Start of Records supplied

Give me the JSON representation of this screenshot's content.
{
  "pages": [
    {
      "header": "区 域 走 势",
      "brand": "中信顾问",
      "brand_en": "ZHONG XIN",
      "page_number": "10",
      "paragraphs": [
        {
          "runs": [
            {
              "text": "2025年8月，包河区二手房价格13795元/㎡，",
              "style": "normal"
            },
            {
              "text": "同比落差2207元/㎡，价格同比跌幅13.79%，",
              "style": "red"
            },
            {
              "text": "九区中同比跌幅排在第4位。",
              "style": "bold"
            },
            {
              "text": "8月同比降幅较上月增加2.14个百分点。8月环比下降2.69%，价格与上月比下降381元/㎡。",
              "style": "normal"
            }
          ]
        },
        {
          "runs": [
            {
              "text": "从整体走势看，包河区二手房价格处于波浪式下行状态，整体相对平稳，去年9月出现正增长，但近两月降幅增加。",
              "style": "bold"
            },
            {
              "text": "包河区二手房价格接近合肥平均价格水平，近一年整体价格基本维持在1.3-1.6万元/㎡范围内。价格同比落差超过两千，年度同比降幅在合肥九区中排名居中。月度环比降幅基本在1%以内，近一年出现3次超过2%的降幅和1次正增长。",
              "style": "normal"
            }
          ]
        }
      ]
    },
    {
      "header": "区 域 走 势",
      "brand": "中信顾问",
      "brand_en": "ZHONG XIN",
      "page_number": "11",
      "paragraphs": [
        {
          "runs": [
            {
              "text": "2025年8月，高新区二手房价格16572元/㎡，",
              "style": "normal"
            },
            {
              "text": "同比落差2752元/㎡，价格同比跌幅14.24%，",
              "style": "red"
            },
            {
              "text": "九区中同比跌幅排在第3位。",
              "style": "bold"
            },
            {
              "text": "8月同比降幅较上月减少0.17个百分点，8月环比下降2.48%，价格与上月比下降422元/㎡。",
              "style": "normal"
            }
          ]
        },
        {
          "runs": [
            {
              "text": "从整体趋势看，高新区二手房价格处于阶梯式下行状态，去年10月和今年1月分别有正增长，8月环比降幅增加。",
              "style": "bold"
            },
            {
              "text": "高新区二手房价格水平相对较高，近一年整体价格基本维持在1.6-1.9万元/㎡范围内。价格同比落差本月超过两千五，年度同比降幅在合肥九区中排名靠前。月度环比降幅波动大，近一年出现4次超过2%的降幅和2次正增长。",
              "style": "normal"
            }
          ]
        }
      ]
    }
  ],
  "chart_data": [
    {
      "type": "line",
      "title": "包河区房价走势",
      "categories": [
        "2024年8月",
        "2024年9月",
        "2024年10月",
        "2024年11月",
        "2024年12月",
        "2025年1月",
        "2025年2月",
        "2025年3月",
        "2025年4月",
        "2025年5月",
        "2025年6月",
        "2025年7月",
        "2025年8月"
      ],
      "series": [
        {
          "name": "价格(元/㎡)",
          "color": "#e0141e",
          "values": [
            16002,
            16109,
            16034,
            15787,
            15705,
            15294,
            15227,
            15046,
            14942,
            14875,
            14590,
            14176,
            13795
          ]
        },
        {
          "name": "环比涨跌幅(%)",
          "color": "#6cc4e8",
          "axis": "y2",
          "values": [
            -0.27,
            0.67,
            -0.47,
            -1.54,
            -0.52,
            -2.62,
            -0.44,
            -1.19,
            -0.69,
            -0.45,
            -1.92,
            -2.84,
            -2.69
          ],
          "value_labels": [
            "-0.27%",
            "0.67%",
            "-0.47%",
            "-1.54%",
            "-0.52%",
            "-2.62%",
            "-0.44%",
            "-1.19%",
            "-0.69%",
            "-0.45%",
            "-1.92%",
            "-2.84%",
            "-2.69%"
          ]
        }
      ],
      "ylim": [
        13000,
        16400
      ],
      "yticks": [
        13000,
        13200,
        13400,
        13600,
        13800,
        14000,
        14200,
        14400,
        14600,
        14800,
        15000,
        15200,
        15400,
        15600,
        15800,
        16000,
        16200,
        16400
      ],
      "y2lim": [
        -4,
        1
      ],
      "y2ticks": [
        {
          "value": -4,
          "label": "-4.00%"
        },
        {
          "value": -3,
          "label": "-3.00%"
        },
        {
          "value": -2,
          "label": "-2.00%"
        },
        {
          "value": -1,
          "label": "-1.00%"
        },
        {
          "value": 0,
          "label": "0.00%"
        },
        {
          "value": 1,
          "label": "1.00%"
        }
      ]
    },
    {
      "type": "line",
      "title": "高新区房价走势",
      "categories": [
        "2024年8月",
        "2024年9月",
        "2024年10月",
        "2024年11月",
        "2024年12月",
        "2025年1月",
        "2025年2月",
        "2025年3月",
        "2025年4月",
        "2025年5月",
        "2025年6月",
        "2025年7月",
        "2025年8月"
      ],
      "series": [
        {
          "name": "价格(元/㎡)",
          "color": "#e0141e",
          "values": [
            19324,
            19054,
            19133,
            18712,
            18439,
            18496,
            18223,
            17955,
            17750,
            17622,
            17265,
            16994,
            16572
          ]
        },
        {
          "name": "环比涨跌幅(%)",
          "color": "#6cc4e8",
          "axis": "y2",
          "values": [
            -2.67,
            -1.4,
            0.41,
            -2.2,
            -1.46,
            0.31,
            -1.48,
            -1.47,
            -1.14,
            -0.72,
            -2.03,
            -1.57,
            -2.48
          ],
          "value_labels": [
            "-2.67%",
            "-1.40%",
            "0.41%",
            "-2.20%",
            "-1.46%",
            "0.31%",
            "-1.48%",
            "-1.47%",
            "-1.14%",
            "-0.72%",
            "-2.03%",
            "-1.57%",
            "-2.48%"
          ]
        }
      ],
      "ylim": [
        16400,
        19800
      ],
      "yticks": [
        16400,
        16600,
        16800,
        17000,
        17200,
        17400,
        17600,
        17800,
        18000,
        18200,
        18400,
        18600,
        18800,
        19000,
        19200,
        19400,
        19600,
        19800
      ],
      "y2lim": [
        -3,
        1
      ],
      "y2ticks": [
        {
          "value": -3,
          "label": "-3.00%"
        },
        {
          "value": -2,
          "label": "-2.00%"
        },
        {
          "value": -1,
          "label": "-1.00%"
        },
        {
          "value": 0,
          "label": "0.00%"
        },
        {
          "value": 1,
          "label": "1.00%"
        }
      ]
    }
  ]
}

End of Records supplied

## Exercise aim
Go through the listing above and restate it word for word.

## Result for this exercise
Give me the JSON representation of this screenshot's content.
{
  "pages": [
    {
      "header": "区 域 走 势",
      "brand": "中信顾问",
      "brand_en": "ZHONG XIN",
      "page_number": "10",
      "paragraphs": [
        {
          "runs": [
            {
              "text": "2025年8月，包河区二手房价格13795元/㎡，",
              "style": "normal"
            },
            {
              "text": "同比落差2207元/㎡，价格同比跌幅13.79%，",
              "style": "red"
            },
            {
              "text": "九区中同比跌幅排在第4位。",
              "style": "bold"
            },
            {
              "text": "8月同比降幅较上月增加2.14个百分点。8月环比下降2.69%，价格与上月比下降381元/㎡。",
              "style": "normal"
            }
          ]
        },
        {
          "runs": [
            {
              "text": "从整体走势看，包河区二手房价格处于波浪式下行状态，整体相对平稳，去年9月出现正增长，但近两月降幅增加。",
              "style": "bold"
            },
            {
              "text": "包河区二手房价格接近合肥平均价格水平，近一年整体价格基本维持在1.3-1.6万元/㎡范围内。价格同比落差超过两千，年度同比降幅在合肥九区中排名居中。月度环比降幅基本在1%以内，近一年出现3次超过2%的降幅和1次正增长。",
              "style": "normal"
            }
          ]
        }
      ]
    },
    {
      "header": "区 域 走 势",
      "brand": "中信顾问",
      "brand_en": "ZHONG XIN",
      "page_number": "11",
      "paragraphs": [
        {
          "runs": [
            {
              "text": "2025年8月，高新区二手房价格16572元/㎡，",
              "style": "normal"
            },
            {
              "text": "同比落差2752元/㎡，价格同比跌幅14.24%，",
              "style": "red"
            },
            {
              "text": "九区中同比跌幅排在第3位。",
              "style": "bold"
            },
            {
              "text": "8月同比降幅较上月减少0.17个百分点，8月环比下降2.48%，价格与上月比下降422元/㎡。",
              "style": "normal"
            }
          ]
        },
        {
          "runs": [
            {
              "text": "从整体趋势看，高新区二手房价格处于阶梯式下行状态，去年10月和今年1月分别有正增长，8月环比降幅增加。",
              "style": "bold"
            },
            {
              "text": "高新区二手房价格水平相对较高，近一年整体价格基本维持在1.6-1.9万元/㎡范围内。价格同比落差本月超过两千五，年度同比降幅在合肥九区中排名靠前。月度环比降幅波动大，近一年出现4次超过2%的降幅和2次正增长。",
              "style": "normal"
            }
          ]
        }
      ]
    }
  ],
  "chart_data": [
    {
      "type": "line",
      "title": "包河区房价走势",
      "categories": [
        "2024年8月",
        "2024年9月",
        "2024年10月",
        "2024年11月",
        "2024年12月",
        "2025年1月",
        "2025年2月",
        "2025年3月",
        "2025年4月",
        "2025年5月",
        "2025年6月",
        "2025年7月",
        "2025年8月"
      ],
      "series": [
        {
          "name": "价格(元/㎡)",
          "color": "#e0141e",
          "values": [
            16002,
            16109,
            16034,
            15787,
            15705,
            15294,
            15227,
            15046,
            14942,
            14875,
            14590,
            14176,
            13795
          ]
        },
        {
          "name": "环比涨跌幅(%)",
          "color": "#6cc4e8",
          "axis": "y2",
          "values": [
            -0.27,
            0.67,
            -0.47,
            -1.54,
            -0.52,
            -2.62,
            -0.44,
            -1.19,
            -0.69,
            -0.45,
            -1.92,
            -2.84,
            -2.69
          ],
          "value_labels": [
            "-0.27%",
            "0.67%",
            "-0.47%",
            "-1.54%",
            "-0.52%",
            "-2.62%",
            "-0.44%",
            "-1.19%",
            "-0.69%",
            "-0.45%",
            "-1.92%",
            "-2.84%",
            "-2.69%"
          ]
        }
      ],
      "ylim": [
        13000,
        16400
      ],
      "yticks": [
        13000,
        13200,
        13400,
        13600,
        13800,
        14000,
        14200,
        14400,
        14600,
        14800,
        15000,
        15200,
        15400,
        15600,
        15800,
        16000,
        16200,
        16400
      ],
      "y2lim": [
        -4,
        1
      ],
      "y2ticks": [
        {
          "value": -4,
          "label": "-4.00%"
        },
        {
          "value": -3,
          "label": "-3.00%"
        },
        {
          "value": -2,
          "label": "-2.00%"
        },
        {
          "value": -1,
          "label": "-1.00%"
        },
        {
          "value": 0,
          "label": "0.00%"
        },
        {
          "value": 1,
          "label": "1.00%"
        }
      ]
    },
    {
      "type": "line",
      "title": "高新区房价走势",
      "categories": [
        "2024年8月",
        "2024年9月",
        "2024年10月",
        "2024年11月",
        "2024年12月",
        "2025年1月",
        "2025年2月",
        "2025年3月",
        "2025年4月",
        "2025年5月",
        "2025年6月",
        "2025年7月",
        "2025年8月"
      ],
      "series": [
        {
          "name": "价格(元/㎡)",
          "color": "#e0141e",
          "values": [
            19324,
            19054,
            19133,
            18712,
            18439,
            18496,
            18223,
            17955,
            17750,
            17622,
            17265,
            16994,
            16572
          ]
        },
        {
          "name": "环比涨跌幅(%)",
          "color": "#6cc4e8",
          "axis": "y2",
          "values": [
            -2.67,
            -1.4,
            0.41,
            -2.2,
            -1.46,
            0.31,
            -1.48,
            -1.47,
            -1.14,
            -0.72,
            -2.03,
            -1.57,
            -2.48
          ],
          "value_labels": [
            "-2.67%",
            "-1.40%",
            "0.41%",
            "-2.20%",
            "-1.46%",
            "0.31%",
            "-1.48%",
            "-1.47%",
            "-1.14%",
            "-0.72%",
            "-2.03%",
            "-1.57%",
            "-2.48%"
          ]
        }
      ],
      "ylim": [
        16400,
        19800
      ],
      "yticks": [
        16400,
        16600,
        16800,
        17000,
        17200,
        17400,
        17600,
        17800,
        18000,
        18200,
        18400,
        18600,
        18800,
        19000,
        19200,
        19400,
        19600,
        19800
      ],
      "y2lim": [
        -3,
        1
      ],
      "y2ticks": [
        {
          "value": -3,
          "label": "-3.00%"
        },
        {
          "value": -2,
          "label": "-2.00%"
        },
        {
          "value": -1,
          "label": "-1.00%"
        },
        {
          "value": 0,
          "label": "0.00%"
        },
        {
          "value": 1,
          "label": "1.00%"
        }
      ]
    }
  ]
}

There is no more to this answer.